Some records:
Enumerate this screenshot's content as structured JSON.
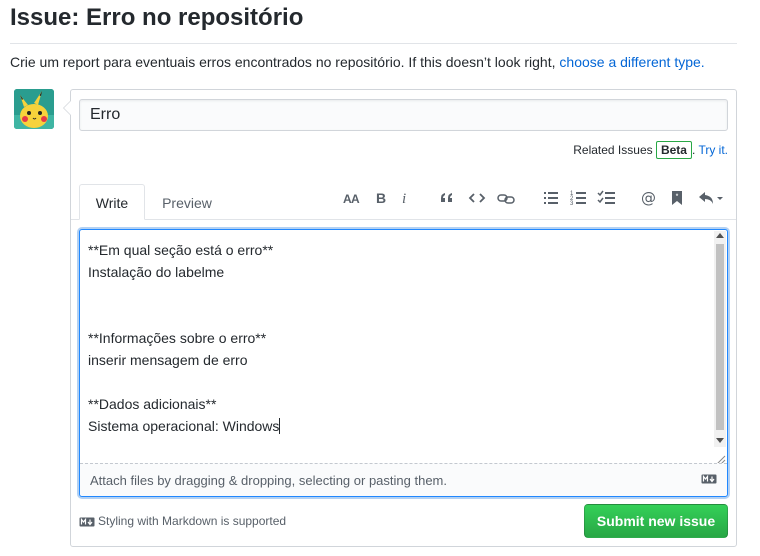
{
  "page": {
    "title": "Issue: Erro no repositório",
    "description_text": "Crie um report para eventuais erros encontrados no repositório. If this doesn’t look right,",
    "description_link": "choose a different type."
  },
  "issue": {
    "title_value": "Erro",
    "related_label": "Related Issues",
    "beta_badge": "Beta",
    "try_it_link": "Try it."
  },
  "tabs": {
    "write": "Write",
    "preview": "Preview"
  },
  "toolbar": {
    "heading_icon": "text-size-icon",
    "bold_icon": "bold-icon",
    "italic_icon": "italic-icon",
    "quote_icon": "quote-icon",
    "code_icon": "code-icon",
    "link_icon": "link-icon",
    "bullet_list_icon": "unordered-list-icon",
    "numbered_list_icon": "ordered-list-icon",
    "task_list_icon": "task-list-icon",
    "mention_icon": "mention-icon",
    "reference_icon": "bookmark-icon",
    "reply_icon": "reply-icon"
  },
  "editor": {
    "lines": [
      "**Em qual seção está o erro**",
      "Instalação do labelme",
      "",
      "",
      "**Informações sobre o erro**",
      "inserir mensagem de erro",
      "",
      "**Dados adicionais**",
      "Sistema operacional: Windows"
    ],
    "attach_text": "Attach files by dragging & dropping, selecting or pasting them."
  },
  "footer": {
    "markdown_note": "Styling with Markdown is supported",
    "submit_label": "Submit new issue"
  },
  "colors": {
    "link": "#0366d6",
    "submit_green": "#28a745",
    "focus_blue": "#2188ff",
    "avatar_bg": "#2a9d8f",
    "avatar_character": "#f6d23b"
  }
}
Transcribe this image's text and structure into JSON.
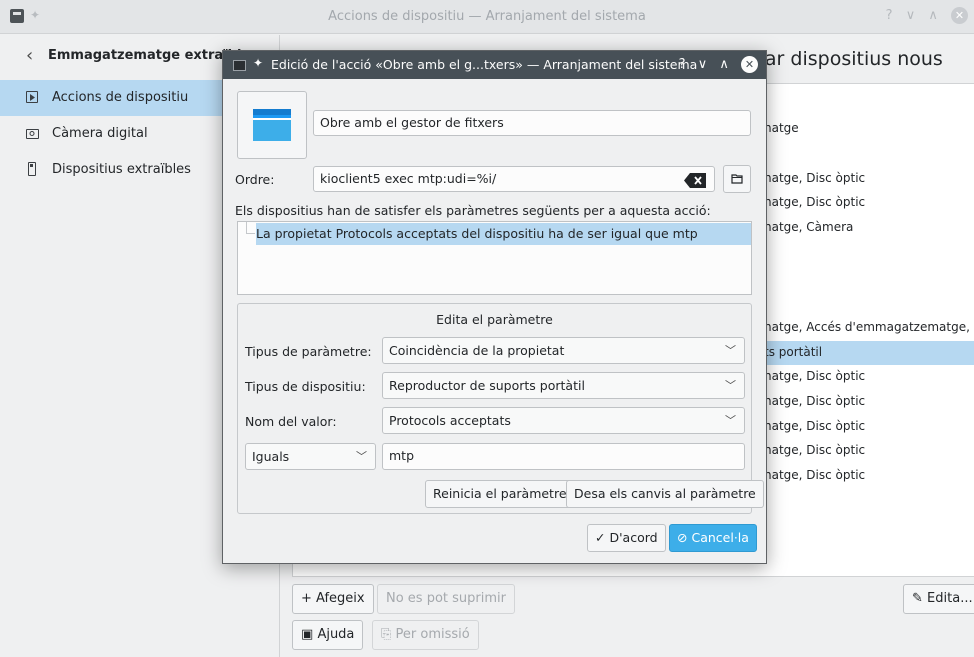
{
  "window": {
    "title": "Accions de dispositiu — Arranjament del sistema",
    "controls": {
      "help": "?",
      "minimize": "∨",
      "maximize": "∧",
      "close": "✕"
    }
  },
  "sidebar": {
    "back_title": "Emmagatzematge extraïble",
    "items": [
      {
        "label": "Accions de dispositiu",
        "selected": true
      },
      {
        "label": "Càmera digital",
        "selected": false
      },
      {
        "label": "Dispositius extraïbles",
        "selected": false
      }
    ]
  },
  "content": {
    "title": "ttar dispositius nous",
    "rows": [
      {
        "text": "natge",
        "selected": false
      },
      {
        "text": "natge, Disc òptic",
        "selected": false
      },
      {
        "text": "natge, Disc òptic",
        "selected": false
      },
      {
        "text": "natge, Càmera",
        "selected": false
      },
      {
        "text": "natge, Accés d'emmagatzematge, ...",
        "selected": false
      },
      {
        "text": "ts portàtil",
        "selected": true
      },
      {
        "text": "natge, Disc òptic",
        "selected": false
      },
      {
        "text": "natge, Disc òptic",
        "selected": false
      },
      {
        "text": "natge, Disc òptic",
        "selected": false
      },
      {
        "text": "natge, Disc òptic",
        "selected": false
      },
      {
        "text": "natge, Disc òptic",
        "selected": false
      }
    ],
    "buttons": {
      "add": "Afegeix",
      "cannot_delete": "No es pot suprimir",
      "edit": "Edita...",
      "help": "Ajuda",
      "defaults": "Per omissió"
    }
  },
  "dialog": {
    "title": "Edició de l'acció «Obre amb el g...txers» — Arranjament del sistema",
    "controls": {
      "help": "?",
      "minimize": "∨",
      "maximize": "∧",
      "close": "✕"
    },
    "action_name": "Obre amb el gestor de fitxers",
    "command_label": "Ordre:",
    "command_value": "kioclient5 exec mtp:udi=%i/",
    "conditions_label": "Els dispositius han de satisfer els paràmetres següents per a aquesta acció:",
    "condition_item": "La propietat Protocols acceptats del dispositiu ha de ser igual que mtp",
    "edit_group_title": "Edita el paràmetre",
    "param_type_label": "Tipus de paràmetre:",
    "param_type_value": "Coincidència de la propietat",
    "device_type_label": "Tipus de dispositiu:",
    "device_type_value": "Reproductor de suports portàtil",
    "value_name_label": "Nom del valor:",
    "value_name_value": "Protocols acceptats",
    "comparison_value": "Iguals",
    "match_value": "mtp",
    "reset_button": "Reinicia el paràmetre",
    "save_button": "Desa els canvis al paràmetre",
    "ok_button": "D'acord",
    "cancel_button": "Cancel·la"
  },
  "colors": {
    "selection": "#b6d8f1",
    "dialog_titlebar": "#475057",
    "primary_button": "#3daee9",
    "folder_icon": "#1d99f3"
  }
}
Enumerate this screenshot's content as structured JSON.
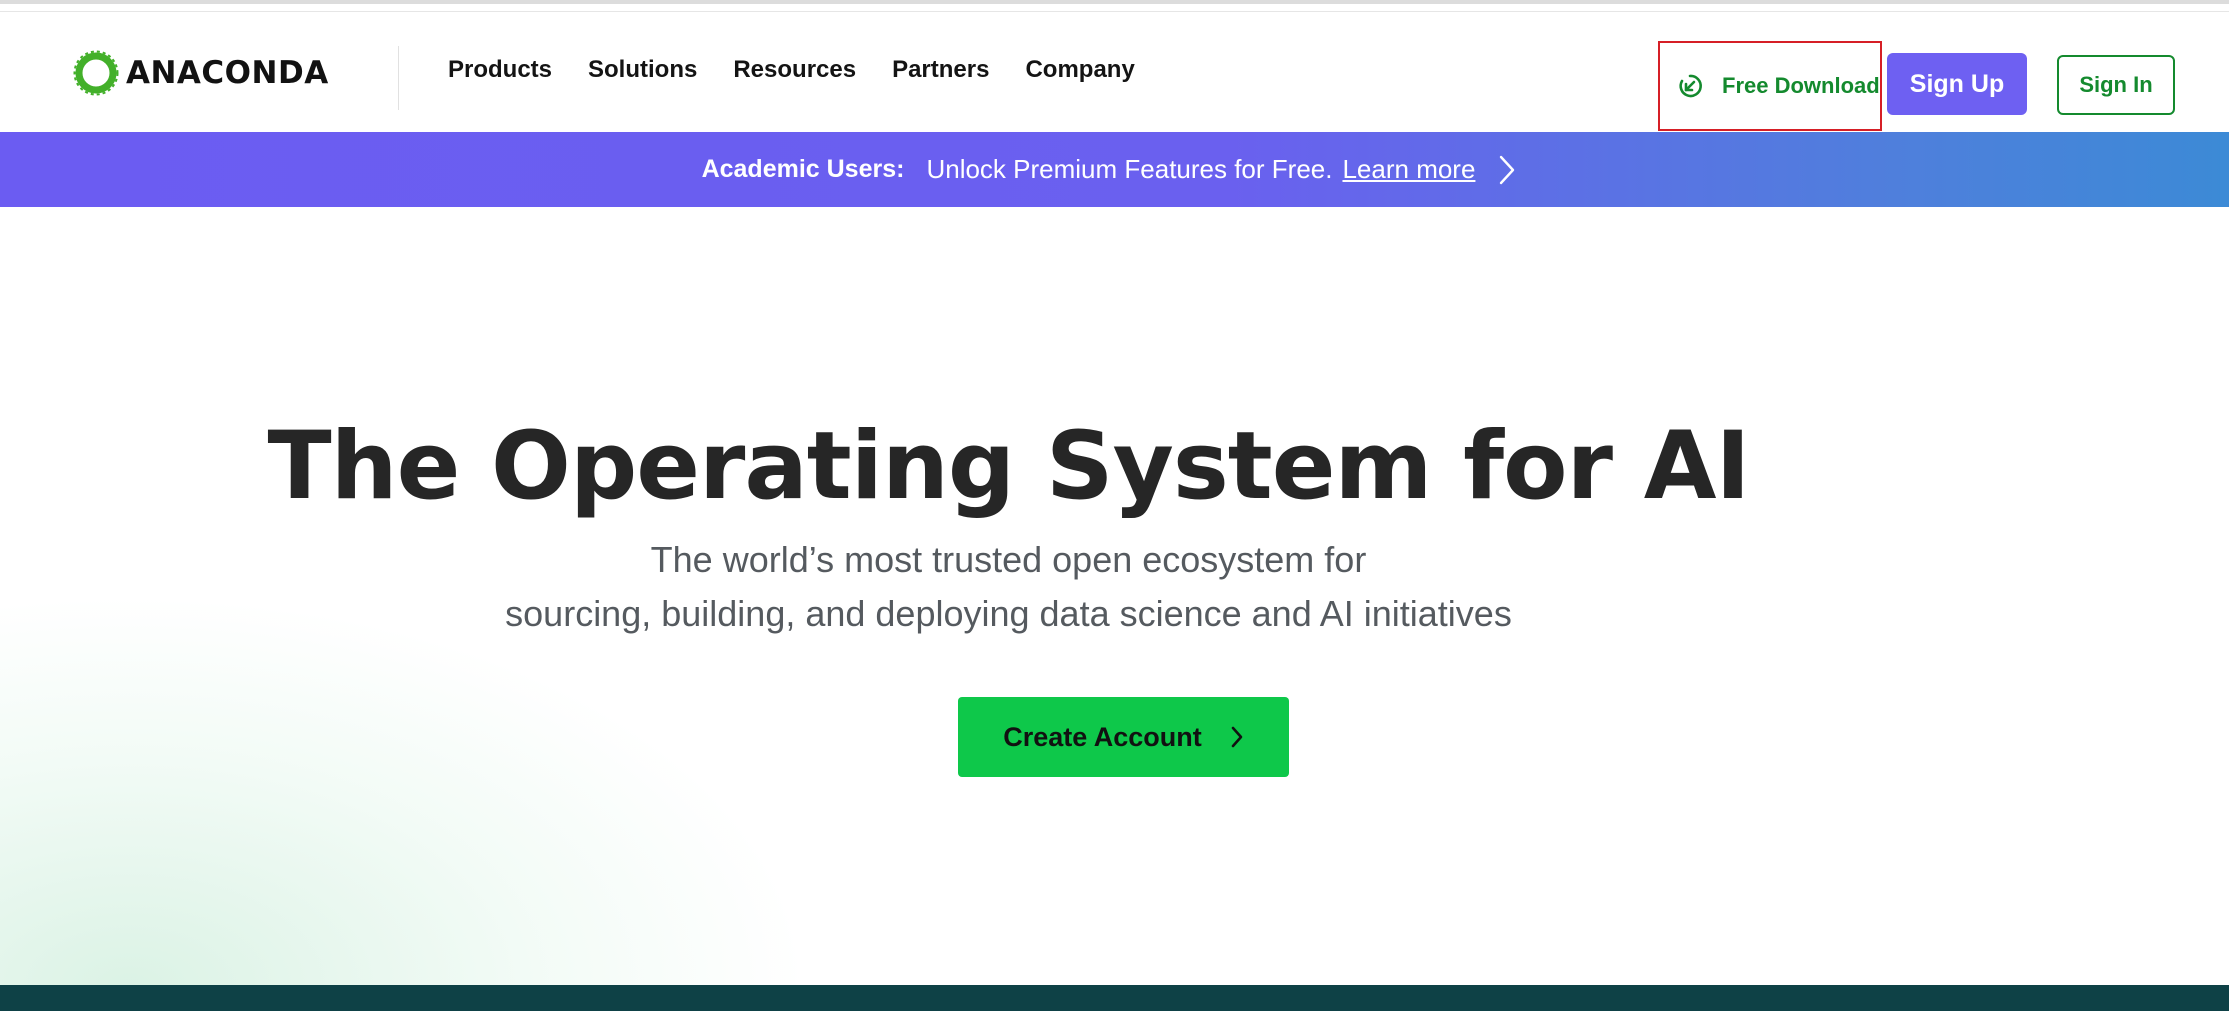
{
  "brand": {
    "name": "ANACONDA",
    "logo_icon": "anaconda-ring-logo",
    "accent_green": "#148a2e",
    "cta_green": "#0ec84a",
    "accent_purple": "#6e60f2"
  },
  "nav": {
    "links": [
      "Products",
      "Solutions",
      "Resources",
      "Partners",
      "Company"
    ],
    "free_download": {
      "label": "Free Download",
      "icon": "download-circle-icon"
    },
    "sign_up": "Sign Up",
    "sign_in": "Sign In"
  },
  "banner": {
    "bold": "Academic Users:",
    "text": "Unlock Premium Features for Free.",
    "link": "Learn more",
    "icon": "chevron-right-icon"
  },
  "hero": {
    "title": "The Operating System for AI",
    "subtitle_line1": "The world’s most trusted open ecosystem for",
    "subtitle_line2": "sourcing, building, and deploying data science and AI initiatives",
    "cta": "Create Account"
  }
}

--

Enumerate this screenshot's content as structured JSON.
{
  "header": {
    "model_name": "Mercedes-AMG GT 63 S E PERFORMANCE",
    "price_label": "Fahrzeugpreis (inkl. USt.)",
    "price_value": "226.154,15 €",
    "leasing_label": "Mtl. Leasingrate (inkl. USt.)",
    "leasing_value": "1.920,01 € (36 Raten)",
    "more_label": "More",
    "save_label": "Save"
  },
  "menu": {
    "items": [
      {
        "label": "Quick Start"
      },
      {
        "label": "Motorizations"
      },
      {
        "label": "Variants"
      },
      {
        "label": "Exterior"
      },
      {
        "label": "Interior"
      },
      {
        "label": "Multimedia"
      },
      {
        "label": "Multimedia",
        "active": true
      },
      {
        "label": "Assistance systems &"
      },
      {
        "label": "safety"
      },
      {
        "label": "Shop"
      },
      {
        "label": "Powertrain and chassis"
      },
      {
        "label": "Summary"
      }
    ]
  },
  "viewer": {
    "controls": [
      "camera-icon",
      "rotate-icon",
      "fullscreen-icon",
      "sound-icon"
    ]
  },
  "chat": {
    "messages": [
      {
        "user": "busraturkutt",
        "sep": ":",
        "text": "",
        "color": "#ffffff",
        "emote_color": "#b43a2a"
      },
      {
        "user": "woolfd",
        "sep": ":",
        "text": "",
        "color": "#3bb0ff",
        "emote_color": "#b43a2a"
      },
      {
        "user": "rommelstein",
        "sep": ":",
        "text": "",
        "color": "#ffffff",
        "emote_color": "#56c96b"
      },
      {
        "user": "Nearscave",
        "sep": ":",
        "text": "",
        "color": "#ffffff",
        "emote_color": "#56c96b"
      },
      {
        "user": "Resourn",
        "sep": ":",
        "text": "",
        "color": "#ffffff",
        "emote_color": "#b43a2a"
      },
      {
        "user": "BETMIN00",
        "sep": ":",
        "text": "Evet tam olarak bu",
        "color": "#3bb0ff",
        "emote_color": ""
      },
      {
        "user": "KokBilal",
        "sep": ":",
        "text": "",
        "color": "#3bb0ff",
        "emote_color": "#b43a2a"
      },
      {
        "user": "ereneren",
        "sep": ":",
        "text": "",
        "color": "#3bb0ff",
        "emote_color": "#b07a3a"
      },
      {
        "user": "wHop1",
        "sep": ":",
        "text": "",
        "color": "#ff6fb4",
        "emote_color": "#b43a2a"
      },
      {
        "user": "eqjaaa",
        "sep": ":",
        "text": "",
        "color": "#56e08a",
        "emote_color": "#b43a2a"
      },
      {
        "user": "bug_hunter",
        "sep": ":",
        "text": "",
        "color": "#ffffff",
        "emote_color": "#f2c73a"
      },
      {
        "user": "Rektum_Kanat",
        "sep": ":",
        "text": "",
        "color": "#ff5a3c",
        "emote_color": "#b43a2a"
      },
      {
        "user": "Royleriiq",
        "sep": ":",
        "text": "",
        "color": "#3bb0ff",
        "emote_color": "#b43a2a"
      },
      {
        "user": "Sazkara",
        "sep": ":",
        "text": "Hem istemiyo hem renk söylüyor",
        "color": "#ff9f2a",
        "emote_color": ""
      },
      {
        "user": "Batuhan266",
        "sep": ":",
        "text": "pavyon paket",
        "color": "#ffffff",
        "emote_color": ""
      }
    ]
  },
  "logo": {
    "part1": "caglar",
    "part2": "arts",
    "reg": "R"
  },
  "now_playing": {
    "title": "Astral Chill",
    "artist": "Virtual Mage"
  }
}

## Task directions
Look over the listing above. Pick out and copy every line that includes "Accions".

## Answer
    "title": "Accions de dispositiu — Arranjament del sistema",
        "label": "Accions de dispositiu",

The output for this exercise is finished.